Pick out each line of the records that includes the string "持続可能な開発目標", and copy it.

[Collected data entries]

◇ ◇ ◇ ◇

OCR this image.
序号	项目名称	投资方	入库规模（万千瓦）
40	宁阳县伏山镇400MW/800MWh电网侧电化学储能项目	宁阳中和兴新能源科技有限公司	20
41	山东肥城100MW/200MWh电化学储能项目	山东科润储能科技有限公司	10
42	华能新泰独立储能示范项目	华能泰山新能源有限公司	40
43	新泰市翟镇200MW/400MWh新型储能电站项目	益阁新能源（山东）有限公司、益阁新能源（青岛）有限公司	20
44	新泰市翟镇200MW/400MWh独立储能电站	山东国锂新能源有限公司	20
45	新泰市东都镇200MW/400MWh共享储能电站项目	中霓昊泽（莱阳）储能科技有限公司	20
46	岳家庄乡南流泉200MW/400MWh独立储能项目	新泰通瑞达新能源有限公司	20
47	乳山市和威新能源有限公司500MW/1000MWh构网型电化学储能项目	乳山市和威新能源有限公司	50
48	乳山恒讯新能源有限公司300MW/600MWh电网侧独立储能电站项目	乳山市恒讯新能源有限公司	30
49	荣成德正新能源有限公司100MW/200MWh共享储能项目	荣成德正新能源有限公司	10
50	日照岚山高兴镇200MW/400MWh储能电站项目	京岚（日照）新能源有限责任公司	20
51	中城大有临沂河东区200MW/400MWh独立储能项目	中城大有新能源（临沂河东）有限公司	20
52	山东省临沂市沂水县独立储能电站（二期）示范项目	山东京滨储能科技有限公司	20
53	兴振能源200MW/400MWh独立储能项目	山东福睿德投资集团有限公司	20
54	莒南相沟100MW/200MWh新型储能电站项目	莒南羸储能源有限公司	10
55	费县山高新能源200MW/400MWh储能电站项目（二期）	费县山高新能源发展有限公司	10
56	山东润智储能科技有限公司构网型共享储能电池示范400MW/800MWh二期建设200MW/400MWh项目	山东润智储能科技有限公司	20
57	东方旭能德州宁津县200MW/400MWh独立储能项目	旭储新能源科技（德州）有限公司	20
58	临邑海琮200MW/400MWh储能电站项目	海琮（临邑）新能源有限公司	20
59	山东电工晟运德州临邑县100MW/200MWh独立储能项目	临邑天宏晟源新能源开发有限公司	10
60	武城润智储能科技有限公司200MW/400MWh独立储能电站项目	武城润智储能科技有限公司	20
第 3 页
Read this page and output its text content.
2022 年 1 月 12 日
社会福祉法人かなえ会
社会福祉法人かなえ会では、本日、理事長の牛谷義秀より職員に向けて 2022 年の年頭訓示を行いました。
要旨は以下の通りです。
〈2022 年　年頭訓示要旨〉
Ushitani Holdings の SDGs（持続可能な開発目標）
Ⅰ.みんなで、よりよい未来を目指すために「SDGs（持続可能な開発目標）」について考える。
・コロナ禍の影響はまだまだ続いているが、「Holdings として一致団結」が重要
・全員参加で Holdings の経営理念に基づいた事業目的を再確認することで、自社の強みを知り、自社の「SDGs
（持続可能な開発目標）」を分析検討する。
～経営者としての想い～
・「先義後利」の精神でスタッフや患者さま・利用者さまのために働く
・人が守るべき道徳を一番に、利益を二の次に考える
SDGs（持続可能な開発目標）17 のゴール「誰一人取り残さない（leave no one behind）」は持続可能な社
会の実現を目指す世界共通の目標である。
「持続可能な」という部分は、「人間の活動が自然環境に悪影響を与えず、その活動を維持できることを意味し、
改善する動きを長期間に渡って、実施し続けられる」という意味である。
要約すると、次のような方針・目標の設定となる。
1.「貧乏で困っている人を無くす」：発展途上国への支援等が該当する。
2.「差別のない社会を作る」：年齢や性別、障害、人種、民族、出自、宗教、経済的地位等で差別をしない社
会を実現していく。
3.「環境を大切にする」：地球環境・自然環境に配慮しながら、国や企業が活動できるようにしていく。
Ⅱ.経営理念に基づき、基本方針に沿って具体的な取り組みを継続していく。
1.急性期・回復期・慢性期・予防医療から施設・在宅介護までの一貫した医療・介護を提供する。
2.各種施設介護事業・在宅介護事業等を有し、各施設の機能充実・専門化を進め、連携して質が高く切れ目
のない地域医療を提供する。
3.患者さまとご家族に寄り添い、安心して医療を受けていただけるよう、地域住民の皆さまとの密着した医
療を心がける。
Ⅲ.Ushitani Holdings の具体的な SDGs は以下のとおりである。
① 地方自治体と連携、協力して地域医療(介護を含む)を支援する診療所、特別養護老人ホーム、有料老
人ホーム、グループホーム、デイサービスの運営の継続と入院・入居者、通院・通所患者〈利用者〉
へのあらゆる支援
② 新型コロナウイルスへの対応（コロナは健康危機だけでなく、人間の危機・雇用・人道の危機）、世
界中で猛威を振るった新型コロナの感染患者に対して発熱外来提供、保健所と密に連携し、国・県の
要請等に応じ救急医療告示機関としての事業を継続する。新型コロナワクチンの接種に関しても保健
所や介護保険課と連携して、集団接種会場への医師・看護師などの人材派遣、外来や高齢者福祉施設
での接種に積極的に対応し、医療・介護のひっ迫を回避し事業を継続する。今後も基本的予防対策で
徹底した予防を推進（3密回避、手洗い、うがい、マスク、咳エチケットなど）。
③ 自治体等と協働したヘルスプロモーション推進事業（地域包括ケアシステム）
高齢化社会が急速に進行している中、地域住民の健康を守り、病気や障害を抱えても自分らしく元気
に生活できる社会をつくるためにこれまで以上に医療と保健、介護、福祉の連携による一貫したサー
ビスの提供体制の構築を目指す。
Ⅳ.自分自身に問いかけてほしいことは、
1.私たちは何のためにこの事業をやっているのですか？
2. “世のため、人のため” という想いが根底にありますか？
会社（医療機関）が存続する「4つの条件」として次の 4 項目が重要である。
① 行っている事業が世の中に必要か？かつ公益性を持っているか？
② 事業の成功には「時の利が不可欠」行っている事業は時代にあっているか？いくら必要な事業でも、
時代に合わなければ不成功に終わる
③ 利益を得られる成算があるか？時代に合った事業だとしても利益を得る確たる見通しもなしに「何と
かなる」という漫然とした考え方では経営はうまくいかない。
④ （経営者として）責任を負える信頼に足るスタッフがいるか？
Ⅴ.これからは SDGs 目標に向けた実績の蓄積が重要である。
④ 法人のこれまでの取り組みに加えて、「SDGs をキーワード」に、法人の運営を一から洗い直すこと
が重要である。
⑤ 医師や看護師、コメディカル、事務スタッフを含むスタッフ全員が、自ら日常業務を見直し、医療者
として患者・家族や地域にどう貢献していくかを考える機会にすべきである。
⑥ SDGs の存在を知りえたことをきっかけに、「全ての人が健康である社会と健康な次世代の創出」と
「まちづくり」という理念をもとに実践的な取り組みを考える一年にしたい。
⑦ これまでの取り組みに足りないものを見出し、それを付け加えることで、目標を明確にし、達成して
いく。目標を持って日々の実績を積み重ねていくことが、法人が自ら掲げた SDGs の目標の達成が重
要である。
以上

◇ ◇ ◇ ◇

THE RESPONSE:
Ushitani Holdings の SDGs（持続可能な開発目標）
Ⅰ.みんなで、よりよい未来を目指すために「SDGs（持続可能な開発目標）」について考える。
（持続可能な開発目標）」を分析検討する。
SDGs（持続可能な開発目標）17 のゴール「誰一人取り残さない（leave no one behind）」は持続可能な社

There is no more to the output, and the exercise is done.